[START OF Material supplied]

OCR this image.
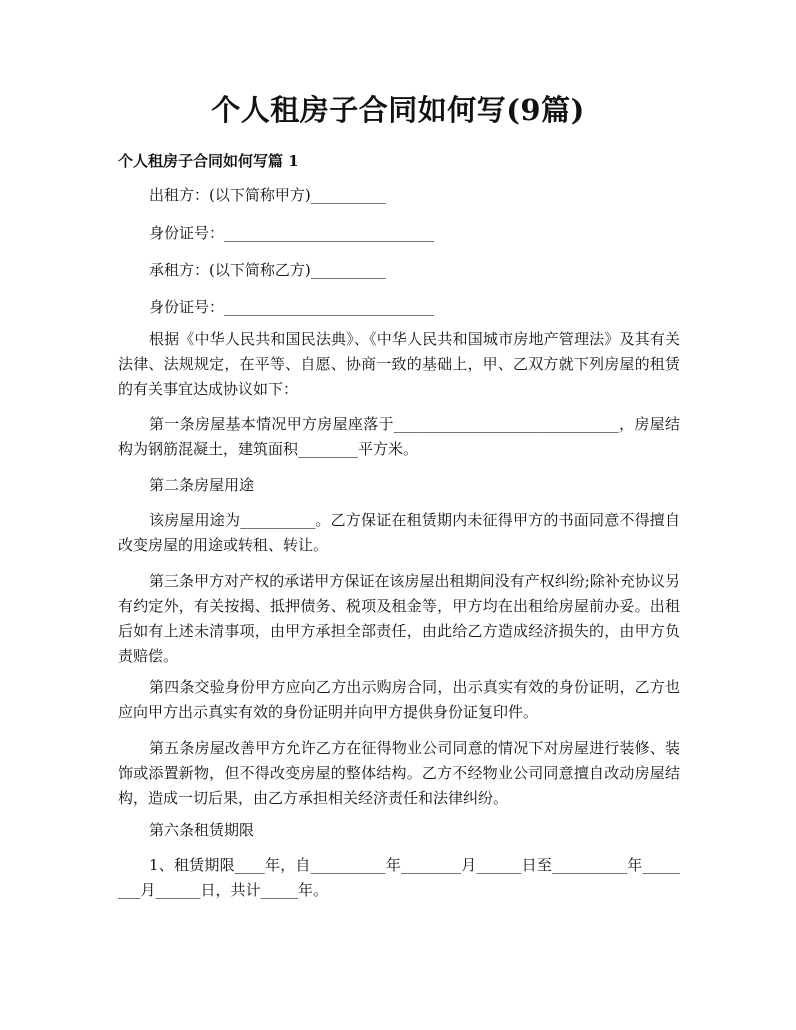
个人租房子合同如何写(9篇)
个人租房子合同如何写篇 1

出租方：(以下简称甲方)__________

身份证号：____________________________

承租方：(以下简称乙方)__________

身份证号：____________________________

根据《中华人民共和国民法典》、《中华人民共和国城市房地产管理法》及其有关法律、法规规定，在平等、自愿、协商一致的基础上，甲、乙双方就下列房屋的租赁的有关事宜达成协议如下：

第一条房屋基本情况甲方房屋座落于______________________________，房屋结构为钢筋混凝土，建筑面积________平方米。

第二条房屋用途

该房屋用途为__________。乙方保证在租赁期内未征得甲方的书面同意不得擅自改变房屋的用途或转租、转让。

第三条甲方对产权的承诺甲方保证在该房屋出租期间没有产权纠纷;除补充协议另有约定外，有关按揭、抵押债务、税项及租金等，甲方均在出租给房屋前办妥。出租后如有上述未清事项，由甲方承担全部责任，由此给乙方造成经济损失的，由甲方负责赔偿。

第四条交验身份甲方应向乙方出示购房合同，出示真实有效的身份证明，乙方也应向甲方出示真实有效的身份证明并向甲方提供身份证复印件。

第五条房屋改善甲方允许乙方在征得物业公司同意的情况下对房屋进行装修、装饰或添置新物，但不得改变房屋的整体结构。乙方不经物业公司同意擅自改动房屋结构，造成一切后果，由乙方承担相关经济责任和法律纠纷。

第六条租赁期限

1、租赁期限____年，自__________年________月______日至__________年________月______日，共计_____年。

[END OF Material supplied]

**Instructions for the task**. Transcribe all of the material exactly, leaving out whatever pictures it contains.

**Exercise result**.
OCR this image.
个人租房子合同如何写(9篇)
个人租房子合同如何写篇 1

出租方：(以下简称甲方)__________

身份证号：____________________________

承租方：(以下简称乙方)__________

身份证号：____________________________

根据《中华人民共和国民法典》、《中华人民共和国城市房地产管理法》及其有关法律、法规规定，在平等、自愿、协商一致的基础上，甲、乙双方就下列房屋的租赁的有关事宜达成协议如下：

第一条房屋基本情况甲方房屋座落于______________________________，房屋结构为钢筋混凝土，建筑面积________平方米。

第二条房屋用途

该房屋用途为__________。乙方保证在租赁期内未征得甲方的书面同意不得擅自改变房屋的用途或转租、转让。

第三条甲方对产权的承诺甲方保证在该房屋出租期间没有产权纠纷;除补充协议另有约定外，有关按揭、抵押债务、税项及租金等，甲方均在出租给房屋前办妥。出租后如有上述未清事项，由甲方承担全部责任，由此给乙方造成经济损失的，由甲方负责赔偿。

第四条交验身份甲方应向乙方出示购房合同，出示真实有效的身份证明，乙方也应向甲方出示真实有效的身份证明并向甲方提供身份证复印件。

第五条房屋改善甲方允许乙方在征得物业公司同意的情况下对房屋进行装修、装饰或添置新物，但不得改变房屋的整体结构。乙方不经物业公司同意擅自改动房屋结构，造成一切后果，由乙方承担相关经济责任和法律纠纷。

第六条租赁期限

1、租赁期限____年，自__________年________月______日至__________年________月______日，共计_____年。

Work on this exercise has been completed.